# GIVEN PROBLEM
Give every line again exactly as it appears, please, but not the pictures.

======== RECORDS FOR THIS EXERCISE ========

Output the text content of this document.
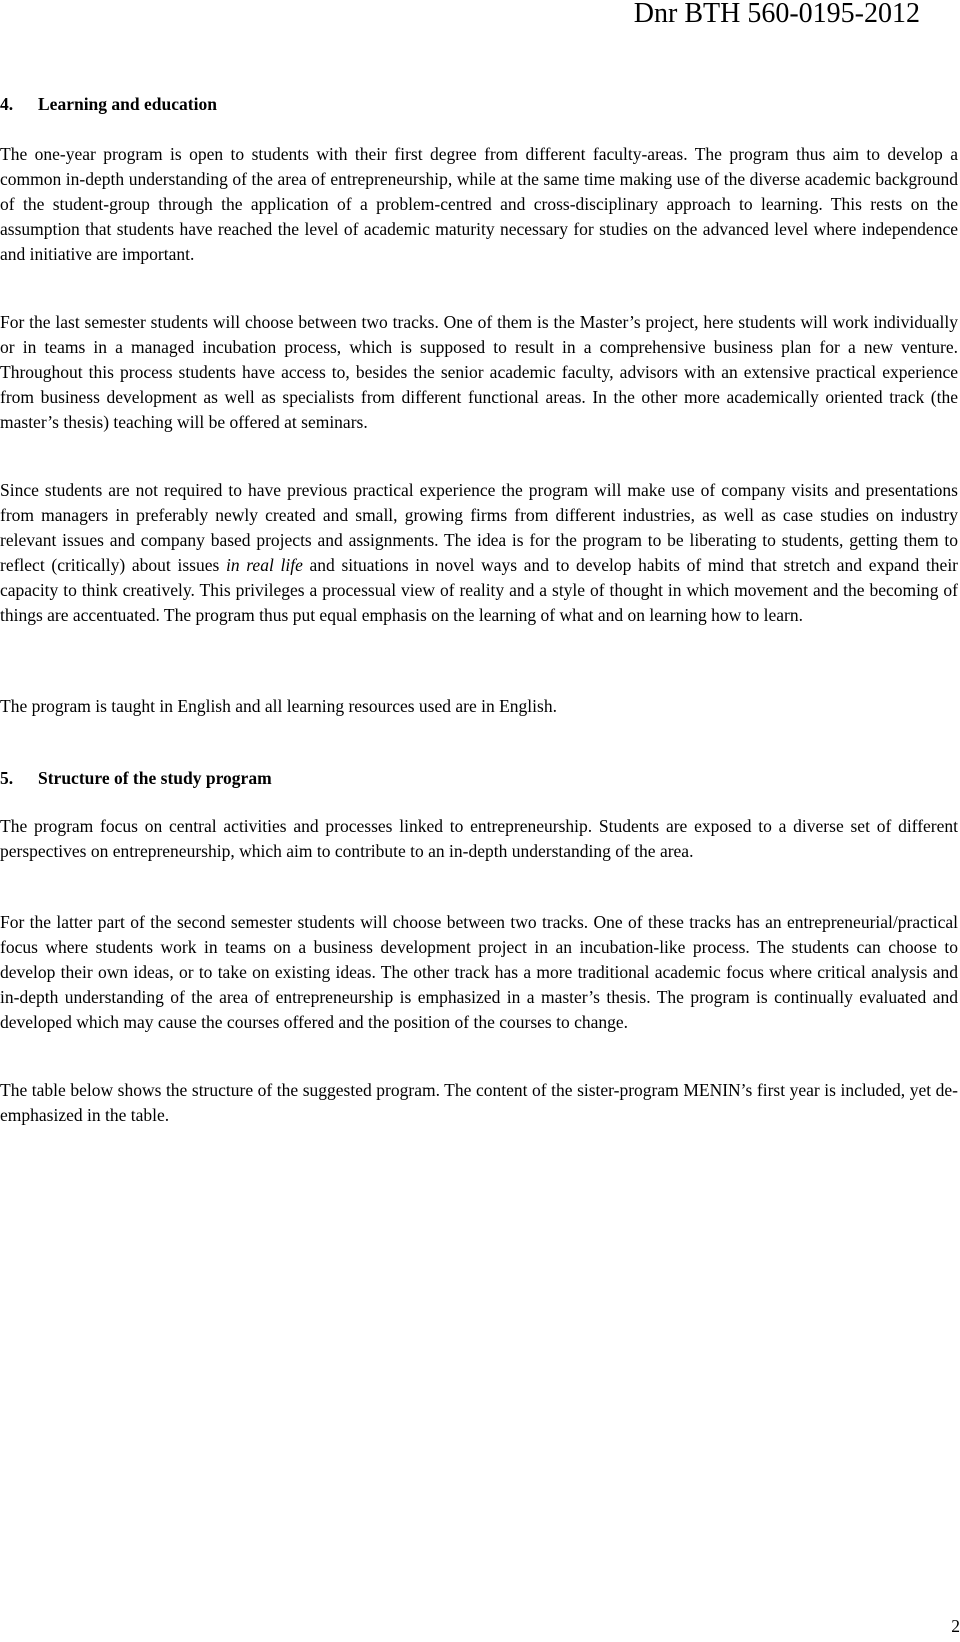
Dnr BTH 560-0195-2012
4. Learning and education

The one-year program is open to students with their first degree from different faculty-areas. The program thus aim to develop a common in-depth understanding of the area of entrepreneurship, while at the same time making use of the diverse academic background of the student-group through the application of a problem-centred and cross-disciplinary approach to learning. This rests on the assumption that students have reached the level of academic maturity necessary for studies on the advanced level where independence and initiative are important.

For the last semester students will choose between two tracks. One of them is the Master’s project, here students will work individually or in teams in a managed incubation process, which is supposed to result in a comprehensive business plan for a new venture. Throughout this process students have access to, besides the senior academic faculty, advisors with an extensive practical experience from business development as well as specialists from different functional areas. In the other more academically oriented track (the master’s thesis) teaching will be offered at seminars.

Since students are not required to have previous practical experience the program will make use of company visits and presentations from managers in preferably newly created and small, growing firms from different industries, as well as case studies on industry relevant issues and company based projects and assignments. The idea is for the program to be liberating to students, getting them to reflect (critically) about issues in real life and situations in novel ways and to develop habits of mind that stretch and expand their capacity to think creatively. This privileges a processual view of reality and a style of thought in which movement and the becoming of things are accentuated. The program thus put equal emphasis on the learning of what and on learning how to learn.

The program is taught in English and all learning resources used are in English.

5. Structure of the study program

The program focus on central activities and processes linked to entrepreneurship. Students are exposed to a diverse set of different perspectives on entrepreneurship, which aim to contribute to an in-depth understanding of the area.

For the latter part of the second semester students will choose between two tracks. One of these tracks has an entrepreneurial/practical focus where students work in teams on a business development project in an incubation-like process. The students can choose to develop their own ideas, or to take on existing ideas. The other track has a more traditional academic focus where critical analysis and in-depth understanding of the area of entrepreneurship is emphasized in a master’s thesis. The program is continually evaluated and developed which may cause the courses offered and the position of the courses to change.

The table below shows the structure of the suggested program. The content of the sister-program MENIN’s first year is included, yet de-emphasized in the table.

2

========

# ANSWER TO THIS PROBLEM
Output the text content of this document.
Dnr BTH 560-0195-2012
4. Learning and education

The one-year program is open to students with their first degree from different faculty-areas. The program thus aim to develop a common in-depth understanding of the area of entrepreneurship, while at the same time making use of the diverse academic background of the student-group through the application of a problem-centred and cross-disciplinary approach to learning. This rests on the assumption that students have reached the level of academic maturity necessary for studies on the advanced level where independence and initiative are important.

For the last semester students will choose between two tracks. One of them is the Master’s project, here students will work individually or in teams in a managed incubation process, which is supposed to result in a comprehensive business plan for a new venture. Throughout this process students have access to, besides the senior academic faculty, advisors with an extensive practical experience from business development as well as specialists from different functional areas. In the other more academically oriented track (the master’s thesis) teaching will be offered at seminars.

Since students are not required to have previous practical experience the program will make use of company visits and presentations from managers in preferably newly created and small, growing firms from different industries, as well as case studies on industry relevant issues and company based projects and assignments. The idea is for the program to be liberating to students, getting them to reflect (critically) about issues in real life and situations in novel ways and to develop habits of mind that stretch and expand their capacity to think creatively. This privileges a processual view of reality and a style of thought in which movement and the becoming of things are accentuated. The program thus put equal emphasis on the learning of what and on learning how to learn.

The program is taught in English and all learning resources used are in English.

5. Structure of the study program

The program focus on central activities and processes linked to entrepreneurship. Students are exposed to a diverse set of different perspectives on entrepreneurship, which aim to contribute to an in-depth understanding of the area.

For the latter part of the second semester students will choose between two tracks. One of these tracks has an entrepreneurial/practical focus where students work in teams on a business development project in an incubation-like process. The students can choose to develop their own ideas, or to take on existing ideas. The other track has a more traditional academic focus where critical analysis and in-depth understanding of the area of entrepreneurship is emphasized in a master’s thesis. The program is continually evaluated and developed which may cause the courses offered and the position of the courses to change.

The table below shows the structure of the suggested program. The content of the sister-program MENIN’s first year is included, yet de-emphasized in the table.

2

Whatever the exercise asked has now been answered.